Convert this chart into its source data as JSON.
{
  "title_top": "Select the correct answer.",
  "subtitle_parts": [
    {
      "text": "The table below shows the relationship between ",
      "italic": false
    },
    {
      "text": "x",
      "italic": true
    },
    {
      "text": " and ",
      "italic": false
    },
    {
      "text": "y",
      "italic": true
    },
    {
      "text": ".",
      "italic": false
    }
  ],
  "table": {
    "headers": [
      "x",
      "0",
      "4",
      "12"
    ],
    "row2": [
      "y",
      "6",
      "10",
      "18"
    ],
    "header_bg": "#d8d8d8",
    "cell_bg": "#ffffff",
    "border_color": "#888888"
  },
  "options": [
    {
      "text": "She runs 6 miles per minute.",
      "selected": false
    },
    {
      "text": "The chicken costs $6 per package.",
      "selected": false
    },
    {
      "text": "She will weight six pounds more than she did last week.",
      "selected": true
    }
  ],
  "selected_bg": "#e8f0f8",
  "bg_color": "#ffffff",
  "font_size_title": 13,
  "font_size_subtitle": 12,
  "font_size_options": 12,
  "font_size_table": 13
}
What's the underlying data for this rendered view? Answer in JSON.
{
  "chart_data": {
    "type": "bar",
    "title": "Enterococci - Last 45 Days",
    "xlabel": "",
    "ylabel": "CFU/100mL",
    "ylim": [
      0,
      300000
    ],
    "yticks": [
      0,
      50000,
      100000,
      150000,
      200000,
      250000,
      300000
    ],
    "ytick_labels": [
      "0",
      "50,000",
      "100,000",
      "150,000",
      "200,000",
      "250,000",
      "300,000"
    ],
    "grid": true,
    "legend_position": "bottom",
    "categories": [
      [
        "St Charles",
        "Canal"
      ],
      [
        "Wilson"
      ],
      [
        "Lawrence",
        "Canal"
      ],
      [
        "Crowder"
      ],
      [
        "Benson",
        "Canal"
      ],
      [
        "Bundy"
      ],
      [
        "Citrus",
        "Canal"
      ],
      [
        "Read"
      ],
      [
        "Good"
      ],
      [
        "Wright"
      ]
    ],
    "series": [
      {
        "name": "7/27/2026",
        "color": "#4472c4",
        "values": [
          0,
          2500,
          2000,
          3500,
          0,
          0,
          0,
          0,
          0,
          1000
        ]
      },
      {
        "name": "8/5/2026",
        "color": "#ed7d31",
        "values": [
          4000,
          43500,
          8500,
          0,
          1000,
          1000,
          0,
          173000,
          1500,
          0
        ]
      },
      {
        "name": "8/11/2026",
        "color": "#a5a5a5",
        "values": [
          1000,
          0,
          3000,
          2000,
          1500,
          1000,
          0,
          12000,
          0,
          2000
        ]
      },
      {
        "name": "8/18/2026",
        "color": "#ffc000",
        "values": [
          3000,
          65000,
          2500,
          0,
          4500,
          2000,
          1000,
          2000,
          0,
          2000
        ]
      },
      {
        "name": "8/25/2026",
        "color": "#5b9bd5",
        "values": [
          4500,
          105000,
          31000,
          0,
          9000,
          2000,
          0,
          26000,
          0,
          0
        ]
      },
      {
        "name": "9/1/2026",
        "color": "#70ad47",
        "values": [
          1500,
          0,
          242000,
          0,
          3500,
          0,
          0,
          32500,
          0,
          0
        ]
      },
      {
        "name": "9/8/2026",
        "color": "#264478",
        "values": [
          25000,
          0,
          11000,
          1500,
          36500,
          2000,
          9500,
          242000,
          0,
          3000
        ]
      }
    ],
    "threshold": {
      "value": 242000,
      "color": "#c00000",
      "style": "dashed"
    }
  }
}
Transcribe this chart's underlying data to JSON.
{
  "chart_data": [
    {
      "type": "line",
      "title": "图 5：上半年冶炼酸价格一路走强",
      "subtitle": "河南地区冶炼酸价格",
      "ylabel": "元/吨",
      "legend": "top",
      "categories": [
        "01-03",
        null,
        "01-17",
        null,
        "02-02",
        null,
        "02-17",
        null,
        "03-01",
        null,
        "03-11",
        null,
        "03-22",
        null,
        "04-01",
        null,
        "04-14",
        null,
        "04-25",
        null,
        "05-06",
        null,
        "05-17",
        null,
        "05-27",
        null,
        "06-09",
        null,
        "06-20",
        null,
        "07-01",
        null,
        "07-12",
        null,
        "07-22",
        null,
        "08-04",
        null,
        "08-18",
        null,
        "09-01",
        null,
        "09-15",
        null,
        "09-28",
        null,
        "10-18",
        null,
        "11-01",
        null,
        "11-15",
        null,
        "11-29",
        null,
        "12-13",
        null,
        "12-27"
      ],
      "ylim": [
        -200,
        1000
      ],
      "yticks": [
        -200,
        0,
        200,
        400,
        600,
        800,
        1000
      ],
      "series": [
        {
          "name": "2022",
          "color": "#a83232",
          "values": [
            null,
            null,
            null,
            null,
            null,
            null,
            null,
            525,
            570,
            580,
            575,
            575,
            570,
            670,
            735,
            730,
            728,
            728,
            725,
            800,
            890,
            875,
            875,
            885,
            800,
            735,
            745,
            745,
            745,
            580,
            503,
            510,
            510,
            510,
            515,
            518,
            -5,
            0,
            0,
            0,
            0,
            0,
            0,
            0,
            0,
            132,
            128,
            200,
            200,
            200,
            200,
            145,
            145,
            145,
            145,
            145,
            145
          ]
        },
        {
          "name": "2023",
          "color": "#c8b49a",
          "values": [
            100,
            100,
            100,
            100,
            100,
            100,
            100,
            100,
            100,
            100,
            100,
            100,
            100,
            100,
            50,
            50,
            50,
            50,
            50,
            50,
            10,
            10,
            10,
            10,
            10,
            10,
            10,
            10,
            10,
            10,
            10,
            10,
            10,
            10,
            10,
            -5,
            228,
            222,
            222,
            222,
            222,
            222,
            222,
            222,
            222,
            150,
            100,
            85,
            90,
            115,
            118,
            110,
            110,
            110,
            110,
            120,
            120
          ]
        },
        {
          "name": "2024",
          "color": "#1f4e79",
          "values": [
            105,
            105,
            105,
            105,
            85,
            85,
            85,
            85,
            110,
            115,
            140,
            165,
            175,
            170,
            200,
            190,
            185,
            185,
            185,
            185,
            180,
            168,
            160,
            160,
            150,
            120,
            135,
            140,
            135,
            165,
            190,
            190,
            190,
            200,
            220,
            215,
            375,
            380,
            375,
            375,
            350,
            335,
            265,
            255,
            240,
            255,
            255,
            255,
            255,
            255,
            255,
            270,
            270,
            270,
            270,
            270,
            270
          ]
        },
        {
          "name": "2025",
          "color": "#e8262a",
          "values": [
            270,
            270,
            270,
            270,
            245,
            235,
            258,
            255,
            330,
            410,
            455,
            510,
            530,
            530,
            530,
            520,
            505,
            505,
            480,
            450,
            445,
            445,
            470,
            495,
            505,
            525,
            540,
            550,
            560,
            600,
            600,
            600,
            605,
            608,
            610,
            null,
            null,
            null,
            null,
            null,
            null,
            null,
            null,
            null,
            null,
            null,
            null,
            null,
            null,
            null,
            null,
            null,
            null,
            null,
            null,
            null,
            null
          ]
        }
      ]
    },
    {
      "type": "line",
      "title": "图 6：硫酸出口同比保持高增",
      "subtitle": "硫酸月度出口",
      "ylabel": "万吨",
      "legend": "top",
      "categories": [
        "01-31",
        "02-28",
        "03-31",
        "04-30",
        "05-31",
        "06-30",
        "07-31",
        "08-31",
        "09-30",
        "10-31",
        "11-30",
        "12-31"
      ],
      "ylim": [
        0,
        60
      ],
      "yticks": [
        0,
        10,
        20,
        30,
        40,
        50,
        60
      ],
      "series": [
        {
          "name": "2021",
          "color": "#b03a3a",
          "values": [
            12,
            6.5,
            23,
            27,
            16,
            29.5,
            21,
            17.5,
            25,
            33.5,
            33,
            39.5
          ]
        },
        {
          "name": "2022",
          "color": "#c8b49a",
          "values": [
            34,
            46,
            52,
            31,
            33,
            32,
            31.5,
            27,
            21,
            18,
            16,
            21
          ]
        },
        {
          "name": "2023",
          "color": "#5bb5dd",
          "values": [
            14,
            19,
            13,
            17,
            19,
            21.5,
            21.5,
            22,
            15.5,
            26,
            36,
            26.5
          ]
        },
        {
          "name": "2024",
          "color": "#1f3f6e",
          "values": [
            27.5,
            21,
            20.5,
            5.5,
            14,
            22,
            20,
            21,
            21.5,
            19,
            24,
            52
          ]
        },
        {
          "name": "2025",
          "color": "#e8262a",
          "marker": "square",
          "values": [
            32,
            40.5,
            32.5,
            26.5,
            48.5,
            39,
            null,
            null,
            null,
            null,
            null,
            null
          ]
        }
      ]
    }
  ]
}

------

Write the number of lines containing the word "ylabel" and nothing besides it.

3